Work instructions:
Write out each record below exactly as it appears, with no pictures.

Working data:
____________

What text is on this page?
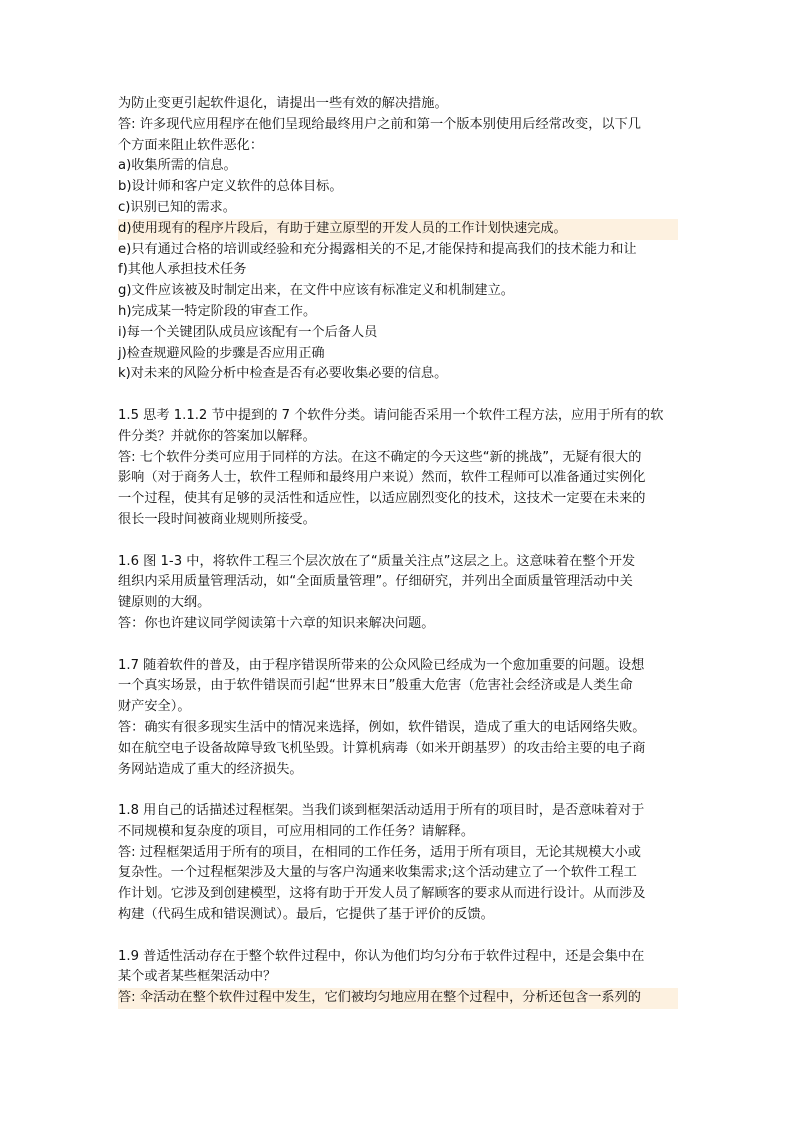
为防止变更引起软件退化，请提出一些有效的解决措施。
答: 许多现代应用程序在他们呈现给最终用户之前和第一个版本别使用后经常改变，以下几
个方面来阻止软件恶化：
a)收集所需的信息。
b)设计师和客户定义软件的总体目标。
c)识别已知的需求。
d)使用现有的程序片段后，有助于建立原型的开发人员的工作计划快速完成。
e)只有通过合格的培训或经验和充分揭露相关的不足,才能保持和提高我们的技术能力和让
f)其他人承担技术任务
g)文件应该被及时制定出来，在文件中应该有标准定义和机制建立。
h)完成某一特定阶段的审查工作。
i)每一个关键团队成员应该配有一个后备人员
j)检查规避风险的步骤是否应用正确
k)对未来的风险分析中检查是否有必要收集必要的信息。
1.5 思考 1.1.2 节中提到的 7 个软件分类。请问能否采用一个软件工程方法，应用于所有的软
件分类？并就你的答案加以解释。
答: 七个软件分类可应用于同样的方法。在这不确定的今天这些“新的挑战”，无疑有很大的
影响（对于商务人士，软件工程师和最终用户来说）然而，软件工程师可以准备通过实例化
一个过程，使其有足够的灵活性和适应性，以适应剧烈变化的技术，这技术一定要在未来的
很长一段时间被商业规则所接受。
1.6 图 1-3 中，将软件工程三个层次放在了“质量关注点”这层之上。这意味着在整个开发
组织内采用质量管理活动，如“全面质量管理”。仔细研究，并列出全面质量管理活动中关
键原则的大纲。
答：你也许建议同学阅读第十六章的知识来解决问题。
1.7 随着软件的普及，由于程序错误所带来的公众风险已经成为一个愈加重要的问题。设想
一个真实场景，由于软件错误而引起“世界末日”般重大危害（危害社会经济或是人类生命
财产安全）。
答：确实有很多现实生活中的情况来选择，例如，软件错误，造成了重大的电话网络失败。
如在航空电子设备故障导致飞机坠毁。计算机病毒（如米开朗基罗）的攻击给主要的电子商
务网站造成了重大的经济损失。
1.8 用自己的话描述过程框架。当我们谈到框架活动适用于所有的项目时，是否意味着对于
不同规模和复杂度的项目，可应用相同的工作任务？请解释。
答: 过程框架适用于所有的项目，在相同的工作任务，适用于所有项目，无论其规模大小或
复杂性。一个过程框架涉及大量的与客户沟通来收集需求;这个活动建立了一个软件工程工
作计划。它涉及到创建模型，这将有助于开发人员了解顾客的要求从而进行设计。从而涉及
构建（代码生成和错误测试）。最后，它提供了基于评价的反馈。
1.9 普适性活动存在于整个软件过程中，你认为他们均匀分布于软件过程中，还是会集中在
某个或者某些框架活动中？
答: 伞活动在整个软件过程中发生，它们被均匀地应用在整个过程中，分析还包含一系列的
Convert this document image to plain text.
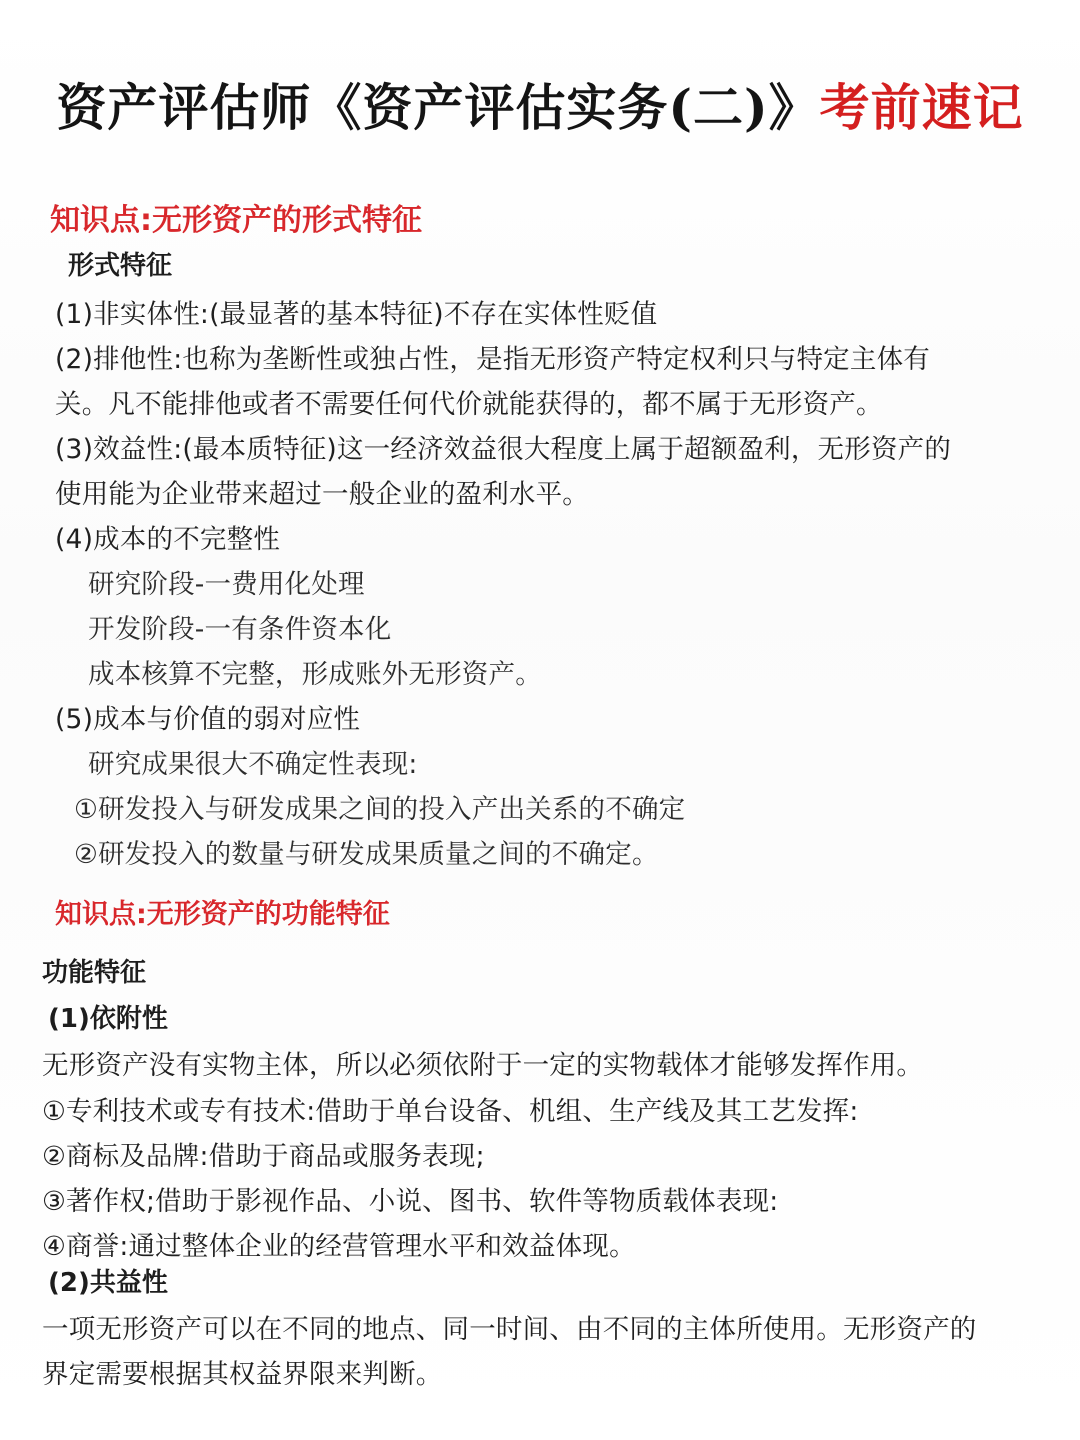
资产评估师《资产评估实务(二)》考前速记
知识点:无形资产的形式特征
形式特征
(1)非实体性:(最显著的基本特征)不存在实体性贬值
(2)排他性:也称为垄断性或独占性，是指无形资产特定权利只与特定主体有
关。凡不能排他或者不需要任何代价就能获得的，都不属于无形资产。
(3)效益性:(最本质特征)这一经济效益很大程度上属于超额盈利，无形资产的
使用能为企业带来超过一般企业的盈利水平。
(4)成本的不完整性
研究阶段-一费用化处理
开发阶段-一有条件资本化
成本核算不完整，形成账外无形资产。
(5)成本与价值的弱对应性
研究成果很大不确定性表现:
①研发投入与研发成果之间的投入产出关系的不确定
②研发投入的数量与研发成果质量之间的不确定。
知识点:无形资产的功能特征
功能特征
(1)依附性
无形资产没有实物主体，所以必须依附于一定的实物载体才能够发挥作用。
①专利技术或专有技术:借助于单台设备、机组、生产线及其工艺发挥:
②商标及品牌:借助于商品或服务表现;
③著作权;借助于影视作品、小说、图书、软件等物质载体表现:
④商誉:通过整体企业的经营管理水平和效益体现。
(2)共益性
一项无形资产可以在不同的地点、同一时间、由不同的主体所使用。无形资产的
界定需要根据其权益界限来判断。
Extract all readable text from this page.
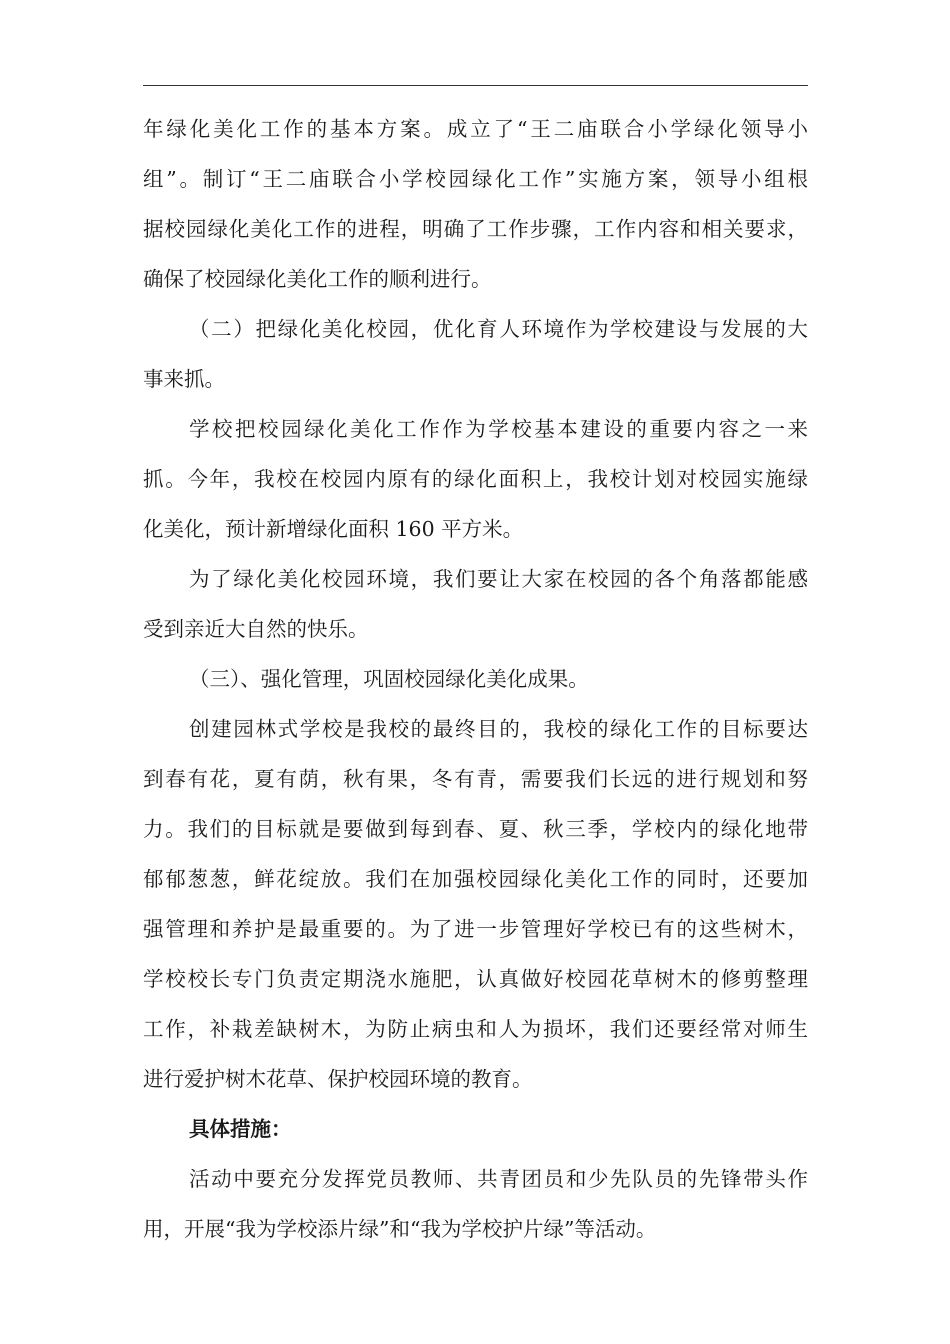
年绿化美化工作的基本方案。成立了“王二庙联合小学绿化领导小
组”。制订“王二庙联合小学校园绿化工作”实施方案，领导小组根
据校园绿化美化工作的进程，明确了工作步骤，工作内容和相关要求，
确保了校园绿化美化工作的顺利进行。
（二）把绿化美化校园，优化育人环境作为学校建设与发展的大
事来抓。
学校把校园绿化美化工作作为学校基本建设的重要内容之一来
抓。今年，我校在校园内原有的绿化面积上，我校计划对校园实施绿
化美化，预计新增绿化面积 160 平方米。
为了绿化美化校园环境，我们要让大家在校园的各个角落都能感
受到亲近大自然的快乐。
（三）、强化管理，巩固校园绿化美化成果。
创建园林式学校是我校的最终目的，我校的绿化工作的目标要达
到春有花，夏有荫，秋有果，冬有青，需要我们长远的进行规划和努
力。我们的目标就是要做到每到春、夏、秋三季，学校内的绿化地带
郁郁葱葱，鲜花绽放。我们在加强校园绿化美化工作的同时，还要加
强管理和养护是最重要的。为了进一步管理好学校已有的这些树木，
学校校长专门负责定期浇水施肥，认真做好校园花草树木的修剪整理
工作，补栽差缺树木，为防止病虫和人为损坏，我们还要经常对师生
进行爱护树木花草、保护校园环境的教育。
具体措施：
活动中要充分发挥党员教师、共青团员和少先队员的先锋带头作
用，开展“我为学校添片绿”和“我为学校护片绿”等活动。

____________

Result of this task:
What text is on this page?
为防止变更引起软件退化，请提出一些有效的解决措施。
答: 许多现代应用程序在他们呈现给最终用户之前和第一个版本别使用后经常改变，以下几
个方面来阻止软件恶化：
a)收集所需的信息。
b)设计师和客户定义软件的总体目标。
c)识别已知的需求。
d)使用现有的程序片段后，有助于建立原型的开发人员的工作计划快速完成。
e)只有通过合格的培训或经验和充分揭露相关的不足,才能保持和提高我们的技术能力和让
f)其他人承担技术任务
g)文件应该被及时制定出来，在文件中应该有标准定义和机制建立。
h)完成某一特定阶段的审查工作。
i)每一个关键团队成员应该配有一个后备人员
j)检查规避风险的步骤是否应用正确
k)对未来的风险分析中检查是否有必要收集必要的信息。
1.5 思考 1.1.2 节中提到的 7 个软件分类。请问能否采用一个软件工程方法，应用于所有的软
件分类？并就你的答案加以解释。
答: 七个软件分类可应用于同样的方法。在这不确定的今天这些“新的挑战”，无疑有很大的
影响（对于商务人士，软件工程师和最终用户来说）然而，软件工程师可以准备通过实例化
一个过程，使其有足够的灵活性和适应性，以适应剧烈变化的技术，这技术一定要在未来的
很长一段时间被商业规则所接受。
1.6 图 1-3 中，将软件工程三个层次放在了“质量关注点”这层之上。这意味着在整个开发
组织内采用质量管理活动，如“全面质量管理”。仔细研究，并列出全面质量管理活动中关
键原则的大纲。
答：你也许建议同学阅读第十六章的知识来解决问题。
1.7 随着软件的普及，由于程序错误所带来的公众风险已经成为一个愈加重要的问题。设想
一个真实场景，由于软件错误而引起“世界末日”般重大危害（危害社会经济或是人类生命
财产安全）。
答：确实有很多现实生活中的情况来选择，例如，软件错误，造成了重大的电话网络失败。
如在航空电子设备故障导致飞机坠毁。计算机病毒（如米开朗基罗）的攻击给主要的电子商
务网站造成了重大的经济损失。
1.8 用自己的话描述过程框架。当我们谈到框架活动适用于所有的项目时，是否意味着对于
不同规模和复杂度的项目，可应用相同的工作任务？请解释。
答: 过程框架适用于所有的项目，在相同的工作任务，适用于所有项目，无论其规模大小或
复杂性。一个过程框架涉及大量的与客户沟通来收集需求;这个活动建立了一个软件工程工
作计划。它涉及到创建模型，这将有助于开发人员了解顾客的要求从而进行设计。从而涉及
构建（代码生成和错误测试）。最后，它提供了基于评价的反馈。
1.9 普适性活动存在于整个软件过程中，你认为他们均匀分布于软件过程中，还是会集中在
某个或者某些框架活动中？
答: 伞活动在整个软件过程中发生，它们被均匀地应用在整个过程中，分析还包含一系列的
Convert this document image to plain text.
资产评估师《资产评估实务(二)》考前速记
知识点:无形资产的形式特征
形式特征
(1)非实体性:(最显著的基本特征)不存在实体性贬值
(2)排他性:也称为垄断性或独占性，是指无形资产特定权利只与特定主体有
关。凡不能排他或者不需要任何代价就能获得的，都不属于无形资产。
(3)效益性:(最本质特征)这一经济效益很大程度上属于超额盈利，无形资产的
使用能为企业带来超过一般企业的盈利水平。
(4)成本的不完整性
研究阶段-一费用化处理
开发阶段-一有条件资本化
成本核算不完整，形成账外无形资产。
(5)成本与价值的弱对应性
研究成果很大不确定性表现:
①研发投入与研发成果之间的投入产出关系的不确定
②研发投入的数量与研发成果质量之间的不确定。
知识点:无形资产的功能特征
功能特征
(1)依附性
无形资产没有实物主体，所以必须依附于一定的实物载体才能够发挥作用。
①专利技术或专有技术:借助于单台设备、机组、生产线及其工艺发挥:
②商标及品牌:借助于商品或服务表现;
③著作权;借助于影视作品、小说、图书、软件等物质载体表现:
④商誉:通过整体企业的经营管理水平和效益体现。
(2)共益性
一项无形资产可以在不同的地点、同一时间、由不同的主体所使用。无形资产的
界定需要根据其权益界限来判断。
Extract all readable text from this page.
年绿化美化工作的基本方案。成立了“王二庙联合小学绿化领导小
组”。制订“王二庙联合小学校园绿化工作”实施方案，领导小组根
据校园绿化美化工作的进程，明确了工作步骤，工作内容和相关要求，
确保了校园绿化美化工作的顺利进行。
（二）把绿化美化校园，优化育人环境作为学校建设与发展的大
事来抓。
学校把校园绿化美化工作作为学校基本建设的重要内容之一来
抓。今年，我校在校园内原有的绿化面积上，我校计划对校园实施绿
化美化，预计新增绿化面积 160 平方米。
为了绿化美化校园环境，我们要让大家在校园的各个角落都能感
受到亲近大自然的快乐。
（三）、强化管理，巩固校园绿化美化成果。
创建园林式学校是我校的最终目的，我校的绿化工作的目标要达
到春有花，夏有荫，秋有果，冬有青，需要我们长远的进行规划和努
力。我们的目标就是要做到每到春、夏、秋三季，学校内的绿化地带
郁郁葱葱，鲜花绽放。我们在加强校园绿化美化工作的同时，还要加
强管理和养护是最重要的。为了进一步管理好学校已有的这些树木，
学校校长专门负责定期浇水施肥，认真做好校园花草树木的修剪整理
工作，补栽差缺树木，为防止病虫和人为损坏，我们还要经常对师生
进行爱护树木花草、保护校园环境的教育。
具体措施：
活动中要充分发挥党员教师、共青团员和少先队员的先锋带头作
用，开展“我为学校添片绿”和“我为学校护片绿”等活动。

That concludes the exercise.